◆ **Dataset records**

>> BEGIN

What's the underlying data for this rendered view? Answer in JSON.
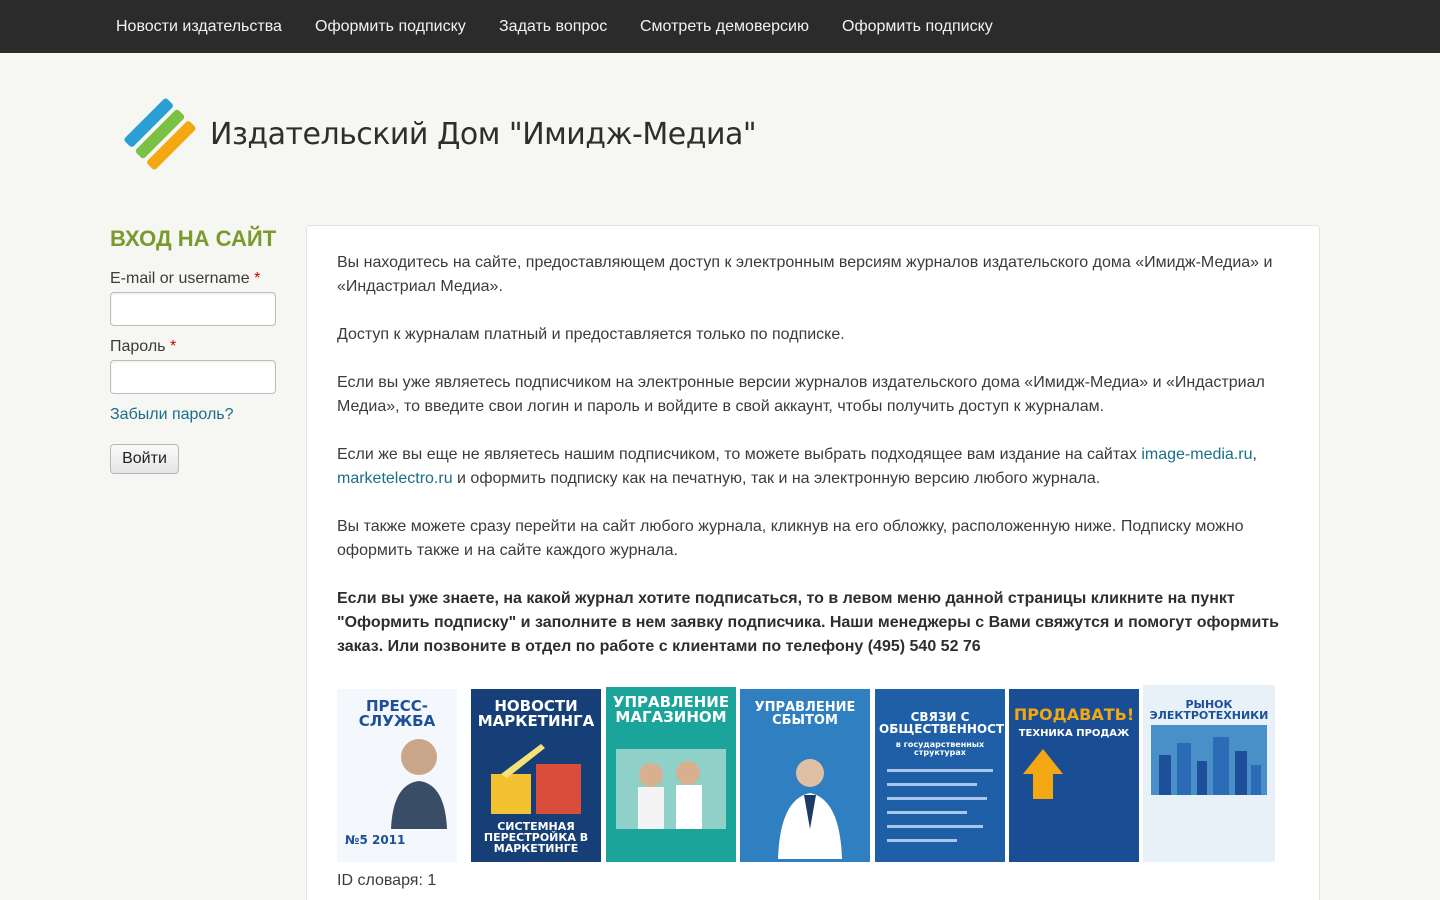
{
  "nav": {
    "items": [
      {
        "label": "Новости издательства"
      },
      {
        "label": "Оформить подписку"
      },
      {
        "label": "Задать вопрос"
      },
      {
        "label": "Смотреть демоверсию"
      },
      {
        "label": "Оформить подписку"
      }
    ]
  },
  "header": {
    "site_name": "Издательский Дом \"Имидж-Медиа\"",
    "logo_colors": [
      "#2a9fd6",
      "#7bc143",
      "#f3a712"
    ]
  },
  "login": {
    "title": "ВХОД НА САЙТ",
    "username_label": "E-mail or username",
    "password_label": "Пароль",
    "required_mark": "*",
    "forgot_link": "Забыли пароль?",
    "submit_label": "Войти"
  },
  "content": {
    "p1": "Вы находитесь на сайте, предоставляющем доступ к электронным версиям журналов издательского дома «Имидж-Медиа» и «Индастриал Медиа».",
    "p2": "Доступ к журналам платный и предоставляется только по подписке.",
    "p3": "Если вы уже являетесь подписчиком на электронные версии журналов издательского дома «Имидж-Медиа» и «Индастриал Медиа», то введите свои логин и пароль и войдите в свой аккаунт, чтобы получить доступ к журналам.",
    "p4_start": "Если же вы еще не являетесь нашим подписчиком, то можете выбрать подходящее вам издание на сайтах ",
    "p4_link1": "image-media.ru",
    "p4_sep": ", ",
    "p4_link2": "marketelectro.ru",
    "p4_end": " и оформить подписку как на печатную, так и на электронную версию любого журнала.",
    "p5": "Вы также можете сразу перейти на сайт любого журнала, кликнув на его обложку, расположенную ниже. Подписку можно оформить также и на сайте каждого журнала.",
    "p6": "Если вы уже знаете, на какой журнал хотите подписаться, то в левом меню данной страницы кликните на пункт \"Оформить подписку\" и заполните в нем заявку подписчика. Наши менеджеры с Вами свяжутся и помогут оформить заказ. Или позвоните в отдел по работе с клиентами по телефону (495) 540 52 76",
    "dict_id": "ID словаря: 1"
  },
  "covers": [
    {
      "title": "ПРЕСС-СЛУЖБА",
      "subtitle": "№5 2011",
      "bg": "#f4f7fb",
      "fg": "#1d4f9a"
    },
    {
      "title": "НОВОСТИ МАРКЕТИНГА",
      "subtitle": "СИСТЕМНАЯ ПЕРЕСТРОЙКА В МАРКЕТИНГЕ",
      "bg": "#173f77",
      "fg": "#ffffff"
    },
    {
      "title": "УПРАВЛЕНИЕ МАГАЗИНОМ",
      "subtitle": "",
      "bg": "#1ba59a",
      "fg": "#ffffff"
    },
    {
      "title": "УПРАВЛЕНИЕ СБЫТОМ",
      "subtitle": "",
      "bg": "#2f7fc1",
      "fg": "#ffffff"
    },
    {
      "title": "СВЯЗИ С ОБЩЕСТВЕННОСТЬЮ",
      "subtitle": "в государственных структурах",
      "bg": "#1f5fa8",
      "fg": "#ffffff"
    },
    {
      "title": "ПРОДАВАТЬ!",
      "subtitle": "ТЕХНИКА ПРОДАЖ",
      "bg": "#1a4e94",
      "fg": "#ffffff"
    },
    {
      "title": "РЫНОК ЭЛЕКТРОТЕХНИКИ",
      "subtitle": "",
      "bg": "#e9f1f8",
      "fg": "#1d4f9a"
    }
  ]
}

>> END

◆ **Exercise objective**
In the records, locate each line holding the string "Индастриал" and copy it.

◆ **Task result**
    "p1": "Вы находитесь на сайте, предоставляющем доступ к электронным версиям журналов издательского дома «Имидж-Медиа» и «Индастриал Медиа».",
    "p3": "Если вы уже являетесь подписчиком на электронные версии журналов издательского дома «Имидж-Медиа» и «Индастриал Медиа», то введите свои логин и пароль и войдите в свой аккаунт, чтобы получить доступ к журналам.",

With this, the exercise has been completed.